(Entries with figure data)
++++

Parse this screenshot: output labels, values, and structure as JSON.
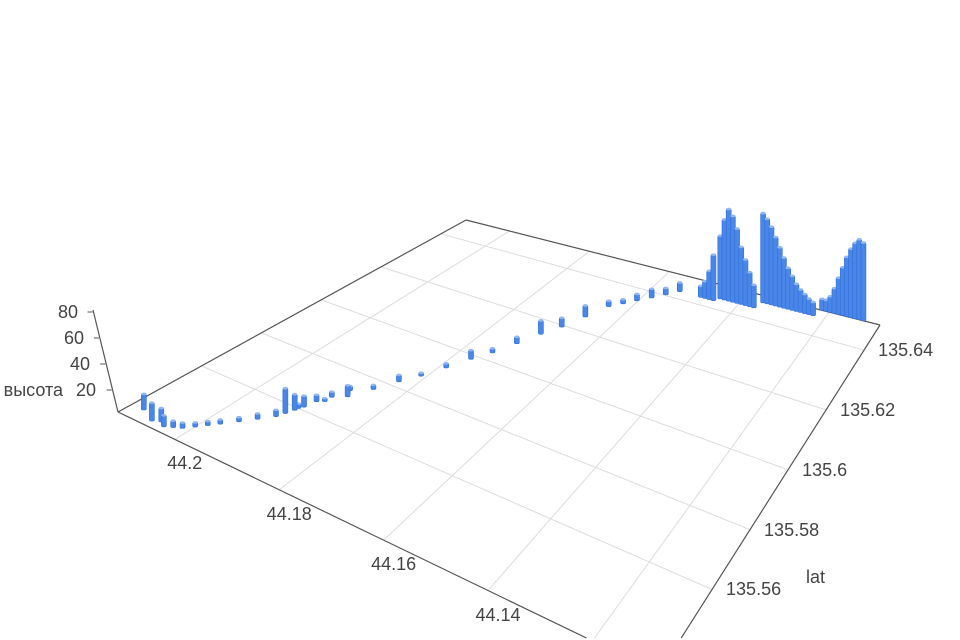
{
  "chart_data": {
    "type": "3d-bar",
    "x_axis": {
      "title": "",
      "ticks": [
        "44.2",
        "44.18",
        "44.16",
        "44.14"
      ],
      "tick_values": [
        44.2,
        44.18,
        44.16,
        44.14
      ],
      "range": [
        44.21,
        44.12
      ]
    },
    "y_axis": {
      "title": "lat",
      "ticks": [
        "135.56",
        "135.58",
        "135.6",
        "135.62",
        "135.64"
      ],
      "tick_values": [
        135.56,
        135.58,
        135.6,
        135.62,
        135.64
      ],
      "range": [
        135.55,
        135.65
      ]
    },
    "z_axis": {
      "title": "высота",
      "ticks": [
        "20",
        "40",
        "60",
        "80"
      ],
      "tick_values": [
        20,
        40,
        60,
        80
      ],
      "range": [
        0,
        80
      ]
    },
    "grid": true,
    "bar_color": "#4a86e8",
    "points": [
      [
        44.208,
        135.554,
        14
      ],
      [
        44.2055,
        135.552,
        16
      ],
      [
        44.2045,
        135.553,
        12
      ],
      [
        44.2035,
        135.552,
        10
      ],
      [
        44.2025,
        135.553,
        6
      ],
      [
        44.2015,
        135.554,
        5
      ],
      [
        44.2005,
        135.556,
        4
      ],
      [
        44.1995,
        135.558,
        4
      ],
      [
        44.1985,
        135.56,
        4
      ],
      [
        44.197,
        135.563,
        4
      ],
      [
        44.1955,
        135.566,
        5
      ],
      [
        44.194,
        135.569,
        6
      ],
      [
        44.1935,
        135.571,
        22
      ],
      [
        44.193,
        135.573,
        14
      ],
      [
        44.1925,
        135.575,
        10
      ],
      [
        44.192,
        135.578,
        6
      ],
      [
        44.191,
        135.581,
        5
      ],
      [
        44.19,
        135.585,
        4
      ],
      [
        44.1929,
        135.574,
        4
      ],
      [
        44.1911,
        135.579,
        3
      ],
      [
        44.1893,
        135.583,
        10
      ],
      [
        44.1875,
        135.588,
        4
      ],
      [
        44.1857,
        135.593,
        6
      ],
      [
        44.1839,
        135.597,
        3
      ],
      [
        44.1821,
        135.602,
        4
      ],
      [
        44.1803,
        135.607,
        8
      ],
      [
        44.1785,
        135.611,
        4
      ],
      [
        44.1767,
        135.616,
        6
      ],
      [
        44.1749,
        135.621,
        12
      ],
      [
        44.1731,
        135.625,
        8
      ],
      [
        44.1713,
        135.63,
        10
      ],
      [
        44.1695,
        135.635,
        5
      ],
      [
        44.1677,
        135.637,
        4
      ],
      [
        44.166,
        135.639,
        6
      ],
      [
        44.1641,
        135.641,
        8
      ],
      [
        44.1623,
        135.643,
        6
      ],
      [
        44.1605,
        135.645,
        8
      ],
      [
        44.156,
        135.645,
        10
      ],
      [
        44.1551,
        135.645,
        15
      ],
      [
        44.1542,
        135.645,
        25
      ],
      [
        44.1533,
        135.645,
        40
      ],
      [
        44.1524,
        135.646,
        55
      ],
      [
        44.1515,
        135.646,
        70
      ],
      [
        44.1506,
        135.646,
        80
      ],
      [
        44.1497,
        135.646,
        75
      ],
      [
        44.1488,
        135.646,
        65
      ],
      [
        44.1479,
        135.646,
        50
      ],
      [
        44.147,
        135.646,
        40
      ],
      [
        44.1461,
        135.646,
        30
      ],
      [
        44.1452,
        135.646,
        20
      ],
      [
        44.1443,
        135.648,
        78
      ],
      [
        44.1434,
        135.648,
        74
      ],
      [
        44.1425,
        135.648,
        68
      ],
      [
        44.1416,
        135.648,
        60
      ],
      [
        44.1407,
        135.648,
        52
      ],
      [
        44.1398,
        135.648,
        44
      ],
      [
        44.1389,
        135.648,
        36
      ],
      [
        44.138,
        135.648,
        30
      ],
      [
        44.1371,
        135.648,
        24
      ],
      [
        44.1362,
        135.648,
        20
      ],
      [
        44.1353,
        135.648,
        17
      ],
      [
        44.1344,
        135.648,
        14
      ],
      [
        44.1335,
        135.648,
        12
      ],
      [
        44.1326,
        135.65,
        10
      ],
      [
        44.1317,
        135.65,
        10
      ],
      [
        44.1308,
        135.65,
        14
      ],
      [
        44.1299,
        135.65,
        22
      ],
      [
        44.129,
        135.65,
        32
      ],
      [
        44.1281,
        135.65,
        42
      ],
      [
        44.1272,
        135.65,
        52
      ],
      [
        44.1263,
        135.65,
        60
      ],
      [
        44.1254,
        135.65,
        66
      ],
      [
        44.1245,
        135.65,
        70
      ],
      [
        44.1236,
        135.65,
        68
      ]
    ]
  }
}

++++

Drop the pictures and reproduce the rest of the entries above exactly.

Parse this screenshot: output labels, values, and structure as JSON.
{
  "chart_data": {
    "type": "3d-bar",
    "x_axis": {
      "title": "",
      "ticks": [
        "44.2",
        "44.18",
        "44.16",
        "44.14"
      ],
      "tick_values": [
        44.2,
        44.18,
        44.16,
        44.14
      ],
      "range": [
        44.21,
        44.12
      ]
    },
    "y_axis": {
      "title": "lat",
      "ticks": [
        "135.56",
        "135.58",
        "135.6",
        "135.62",
        "135.64"
      ],
      "tick_values": [
        135.56,
        135.58,
        135.6,
        135.62,
        135.64
      ],
      "range": [
        135.55,
        135.65
      ]
    },
    "z_axis": {
      "title": "высота",
      "ticks": [
        "20",
        "40",
        "60",
        "80"
      ],
      "tick_values": [
        20,
        40,
        60,
        80
      ],
      "range": [
        0,
        80
      ]
    },
    "grid": true,
    "bar_color": "#4a86e8",
    "points": [
      [
        44.208,
        135.554,
        14
      ],
      [
        44.2055,
        135.552,
        16
      ],
      [
        44.2045,
        135.553,
        12
      ],
      [
        44.2035,
        135.552,
        10
      ],
      [
        44.2025,
        135.553,
        6
      ],
      [
        44.2015,
        135.554,
        5
      ],
      [
        44.2005,
        135.556,
        4
      ],
      [
        44.1995,
        135.558,
        4
      ],
      [
        44.1985,
        135.56,
        4
      ],
      [
        44.197,
        135.563,
        4
      ],
      [
        44.1955,
        135.566,
        5
      ],
      [
        44.194,
        135.569,
        6
      ],
      [
        44.1935,
        135.571,
        22
      ],
      [
        44.193,
        135.573,
        14
      ],
      [
        44.1925,
        135.575,
        10
      ],
      [
        44.192,
        135.578,
        6
      ],
      [
        44.191,
        135.581,
        5
      ],
      [
        44.19,
        135.585,
        4
      ],
      [
        44.1929,
        135.574,
        4
      ],
      [
        44.1911,
        135.579,
        3
      ],
      [
        44.1893,
        135.583,
        10
      ],
      [
        44.1875,
        135.588,
        4
      ],
      [
        44.1857,
        135.593,
        6
      ],
      [
        44.1839,
        135.597,
        3
      ],
      [
        44.1821,
        135.602,
        4
      ],
      [
        44.1803,
        135.607,
        8
      ],
      [
        44.1785,
        135.611,
        4
      ],
      [
        44.1767,
        135.616,
        6
      ],
      [
        44.1749,
        135.621,
        12
      ],
      [
        44.1731,
        135.625,
        8
      ],
      [
        44.1713,
        135.63,
        10
      ],
      [
        44.1695,
        135.635,
        5
      ],
      [
        44.1677,
        135.637,
        4
      ],
      [
        44.166,
        135.639,
        6
      ],
      [
        44.1641,
        135.641,
        8
      ],
      [
        44.1623,
        135.643,
        6
      ],
      [
        44.1605,
        135.645,
        8
      ],
      [
        44.156,
        135.645,
        10
      ],
      [
        44.1551,
        135.645,
        15
      ],
      [
        44.1542,
        135.645,
        25
      ],
      [
        44.1533,
        135.645,
        40
      ],
      [
        44.1524,
        135.646,
        55
      ],
      [
        44.1515,
        135.646,
        70
      ],
      [
        44.1506,
        135.646,
        80
      ],
      [
        44.1497,
        135.646,
        75
      ],
      [
        44.1488,
        135.646,
        65
      ],
      [
        44.1479,
        135.646,
        50
      ],
      [
        44.147,
        135.646,
        40
      ],
      [
        44.1461,
        135.646,
        30
      ],
      [
        44.1452,
        135.646,
        20
      ],
      [
        44.1443,
        135.648,
        78
      ],
      [
        44.1434,
        135.648,
        74
      ],
      [
        44.1425,
        135.648,
        68
      ],
      [
        44.1416,
        135.648,
        60
      ],
      [
        44.1407,
        135.648,
        52
      ],
      [
        44.1398,
        135.648,
        44
      ],
      [
        44.1389,
        135.648,
        36
      ],
      [
        44.138,
        135.648,
        30
      ],
      [
        44.1371,
        135.648,
        24
      ],
      [
        44.1362,
        135.648,
        20
      ],
      [
        44.1353,
        135.648,
        17
      ],
      [
        44.1344,
        135.648,
        14
      ],
      [
        44.1335,
        135.648,
        12
      ],
      [
        44.1326,
        135.65,
        10
      ],
      [
        44.1317,
        135.65,
        10
      ],
      [
        44.1308,
        135.65,
        14
      ],
      [
        44.1299,
        135.65,
        22
      ],
      [
        44.129,
        135.65,
        32
      ],
      [
        44.1281,
        135.65,
        42
      ],
      [
        44.1272,
        135.65,
        52
      ],
      [
        44.1263,
        135.65,
        60
      ],
      [
        44.1254,
        135.65,
        66
      ],
      [
        44.1245,
        135.65,
        70
      ],
      [
        44.1236,
        135.65,
        68
      ]
    ]
  }
}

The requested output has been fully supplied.